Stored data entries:
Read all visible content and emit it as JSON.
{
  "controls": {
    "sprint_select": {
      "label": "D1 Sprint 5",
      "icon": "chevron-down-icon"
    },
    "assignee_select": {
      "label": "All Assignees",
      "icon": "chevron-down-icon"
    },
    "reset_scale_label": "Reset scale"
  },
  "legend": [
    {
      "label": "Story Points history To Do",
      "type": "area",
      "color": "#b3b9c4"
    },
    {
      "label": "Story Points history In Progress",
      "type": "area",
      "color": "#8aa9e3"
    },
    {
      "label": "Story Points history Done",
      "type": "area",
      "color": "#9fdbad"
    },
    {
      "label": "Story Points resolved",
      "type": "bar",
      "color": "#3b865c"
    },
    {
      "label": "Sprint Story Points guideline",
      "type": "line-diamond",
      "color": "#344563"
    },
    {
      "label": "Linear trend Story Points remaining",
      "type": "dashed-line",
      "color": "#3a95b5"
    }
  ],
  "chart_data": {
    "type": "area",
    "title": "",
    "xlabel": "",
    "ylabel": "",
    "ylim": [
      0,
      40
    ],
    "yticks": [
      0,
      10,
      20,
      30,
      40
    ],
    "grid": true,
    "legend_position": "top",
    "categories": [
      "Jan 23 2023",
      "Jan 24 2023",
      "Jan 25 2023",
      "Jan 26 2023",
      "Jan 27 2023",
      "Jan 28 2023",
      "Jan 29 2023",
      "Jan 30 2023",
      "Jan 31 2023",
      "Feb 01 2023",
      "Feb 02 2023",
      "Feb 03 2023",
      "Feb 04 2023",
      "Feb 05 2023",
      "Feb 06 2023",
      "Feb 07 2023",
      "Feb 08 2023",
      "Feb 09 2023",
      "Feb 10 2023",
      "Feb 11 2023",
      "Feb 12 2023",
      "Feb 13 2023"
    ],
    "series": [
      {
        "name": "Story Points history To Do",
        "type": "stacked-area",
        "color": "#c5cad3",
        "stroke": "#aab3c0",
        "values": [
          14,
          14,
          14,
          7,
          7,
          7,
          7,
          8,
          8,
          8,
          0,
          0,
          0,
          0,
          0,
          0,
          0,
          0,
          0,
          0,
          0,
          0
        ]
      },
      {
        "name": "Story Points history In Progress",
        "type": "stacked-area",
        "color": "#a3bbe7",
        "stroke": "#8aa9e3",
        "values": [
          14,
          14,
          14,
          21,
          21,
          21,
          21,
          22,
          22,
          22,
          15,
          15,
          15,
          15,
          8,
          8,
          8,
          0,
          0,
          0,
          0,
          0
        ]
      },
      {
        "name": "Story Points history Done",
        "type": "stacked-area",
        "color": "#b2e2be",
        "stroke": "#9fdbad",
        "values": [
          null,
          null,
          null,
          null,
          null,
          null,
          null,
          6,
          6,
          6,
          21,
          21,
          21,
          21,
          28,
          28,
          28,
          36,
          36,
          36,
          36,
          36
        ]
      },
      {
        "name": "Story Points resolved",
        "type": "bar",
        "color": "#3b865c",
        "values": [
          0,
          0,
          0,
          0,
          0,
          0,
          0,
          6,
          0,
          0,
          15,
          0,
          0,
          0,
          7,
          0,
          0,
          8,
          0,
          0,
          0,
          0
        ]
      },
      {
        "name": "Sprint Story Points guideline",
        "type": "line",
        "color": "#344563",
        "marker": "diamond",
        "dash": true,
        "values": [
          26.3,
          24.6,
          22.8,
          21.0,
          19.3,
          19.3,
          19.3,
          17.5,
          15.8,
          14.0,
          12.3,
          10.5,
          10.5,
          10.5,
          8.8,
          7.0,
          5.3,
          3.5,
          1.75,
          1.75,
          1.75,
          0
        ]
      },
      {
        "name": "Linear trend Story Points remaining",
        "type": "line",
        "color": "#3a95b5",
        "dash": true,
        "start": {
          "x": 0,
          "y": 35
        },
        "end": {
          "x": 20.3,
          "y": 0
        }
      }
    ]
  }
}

Exercise prompt: Write the entire listing out again, word for word.

Task answer:
Read all visible content and emit it as JSON.
{
  "controls": {
    "sprint_select": {
      "label": "D1 Sprint 5",
      "icon": "chevron-down-icon"
    },
    "assignee_select": {
      "label": "All Assignees",
      "icon": "chevron-down-icon"
    },
    "reset_scale_label": "Reset scale"
  },
  "legend": [
    {
      "label": "Story Points history To Do",
      "type": "area",
      "color": "#b3b9c4"
    },
    {
      "label": "Story Points history In Progress",
      "type": "area",
      "color": "#8aa9e3"
    },
    {
      "label": "Story Points history Done",
      "type": "area",
      "color": "#9fdbad"
    },
    {
      "label": "Story Points resolved",
      "type": "bar",
      "color": "#3b865c"
    },
    {
      "label": "Sprint Story Points guideline",
      "type": "line-diamond",
      "color": "#344563"
    },
    {
      "label": "Linear trend Story Points remaining",
      "type": "dashed-line",
      "color": "#3a95b5"
    }
  ],
  "chart_data": {
    "type": "area",
    "title": "",
    "xlabel": "",
    "ylabel": "",
    "ylim": [
      0,
      40
    ],
    "yticks": [
      0,
      10,
      20,
      30,
      40
    ],
    "grid": true,
    "legend_position": "top",
    "categories": [
      "Jan 23 2023",
      "Jan 24 2023",
      "Jan 25 2023",
      "Jan 26 2023",
      "Jan 27 2023",
      "Jan 28 2023",
      "Jan 29 2023",
      "Jan 30 2023",
      "Jan 31 2023",
      "Feb 01 2023",
      "Feb 02 2023",
      "Feb 03 2023",
      "Feb 04 2023",
      "Feb 05 2023",
      "Feb 06 2023",
      "Feb 07 2023",
      "Feb 08 2023",
      "Feb 09 2023",
      "Feb 10 2023",
      "Feb 11 2023",
      "Feb 12 2023",
      "Feb 13 2023"
    ],
    "series": [
      {
        "name": "Story Points history To Do",
        "type": "stacked-area",
        "color": "#c5cad3",
        "stroke": "#aab3c0",
        "values": [
          14,
          14,
          14,
          7,
          7,
          7,
          7,
          8,
          8,
          8,
          0,
          0,
          0,
          0,
          0,
          0,
          0,
          0,
          0,
          0,
          0,
          0
        ]
      },
      {
        "name": "Story Points history In Progress",
        "type": "stacked-area",
        "color": "#a3bbe7",
        "stroke": "#8aa9e3",
        "values": [
          14,
          14,
          14,
          21,
          21,
          21,
          21,
          22,
          22,
          22,
          15,
          15,
          15,
          15,
          8,
          8,
          8,
          0,
          0,
          0,
          0,
          0
        ]
      },
      {
        "name": "Story Points history Done",
        "type": "stacked-area",
        "color": "#b2e2be",
        "stroke": "#9fdbad",
        "values": [
          null,
          null,
          null,
          null,
          null,
          null,
          null,
          6,
          6,
          6,
          21,
          21,
          21,
          21,
          28,
          28,
          28,
          36,
          36,
          36,
          36,
          36
        ]
      },
      {
        "name": "Story Points resolved",
        "type": "bar",
        "color": "#3b865c",
        "values": [
          0,
          0,
          0,
          0,
          0,
          0,
          0,
          6,
          0,
          0,
          15,
          0,
          0,
          0,
          7,
          0,
          0,
          8,
          0,
          0,
          0,
          0
        ]
      },
      {
        "name": "Sprint Story Points guideline",
        "type": "line",
        "color": "#344563",
        "marker": "diamond",
        "dash": true,
        "values": [
          26.3,
          24.6,
          22.8,
          21.0,
          19.3,
          19.3,
          19.3,
          17.5,
          15.8,
          14.0,
          12.3,
          10.5,
          10.5,
          10.5,
          8.8,
          7.0,
          5.3,
          3.5,
          1.75,
          1.75,
          1.75,
          0
        ]
      },
      {
        "name": "Linear trend Story Points remaining",
        "type": "line",
        "color": "#3a95b5",
        "dash": true,
        "start": {
          "x": 0,
          "y": 35
        },
        "end": {
          "x": 20.3,
          "y": 0
        }
      }
    ]
  }
}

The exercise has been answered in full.